Material:
━━━

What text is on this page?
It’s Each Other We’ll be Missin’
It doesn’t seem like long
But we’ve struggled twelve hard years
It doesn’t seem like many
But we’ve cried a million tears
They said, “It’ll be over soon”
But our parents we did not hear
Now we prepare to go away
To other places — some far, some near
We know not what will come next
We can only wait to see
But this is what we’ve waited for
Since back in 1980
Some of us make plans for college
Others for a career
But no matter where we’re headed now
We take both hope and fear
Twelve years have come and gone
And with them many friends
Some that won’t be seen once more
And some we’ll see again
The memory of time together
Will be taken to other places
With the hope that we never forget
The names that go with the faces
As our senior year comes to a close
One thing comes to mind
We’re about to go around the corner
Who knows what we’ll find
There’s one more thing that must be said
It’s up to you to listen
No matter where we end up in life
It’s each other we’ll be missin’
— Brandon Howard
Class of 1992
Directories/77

━━━

Exercise details:
Every entry should be printed again exactly as it stands.

Solution:
What text is on this page?
It’s Each Other We’ll be Missin’
It doesn’t seem like long
But we’ve struggled twelve hard years
It doesn’t seem like many
But we’ve cried a million tears
They said, “It’ll be over soon”
But our parents we did not hear
Now we prepare to go away
To other places — some far, some near
We know not what will come next
We can only wait to see
But this is what we’ve waited for
Since back in 1980
Some of us make plans for college
Others for a career
But no matter where we’re headed now
We take both hope and fear
Twelve years have come and gone
And with them many friends
Some that won’t be seen once more
And some we’ll see again
The memory of time together
Will be taken to other places
With the hope that we never forget
The names that go with the faces
As our senior year comes to a close
One thing comes to mind
We’re about to go around the corner
Who knows what we’ll find
There’s one more thing that must be said
It’s up to you to listen
No matter where we end up in life
It’s each other we’ll be missin’
— Brandon Howard
Class of 1992
Directories/77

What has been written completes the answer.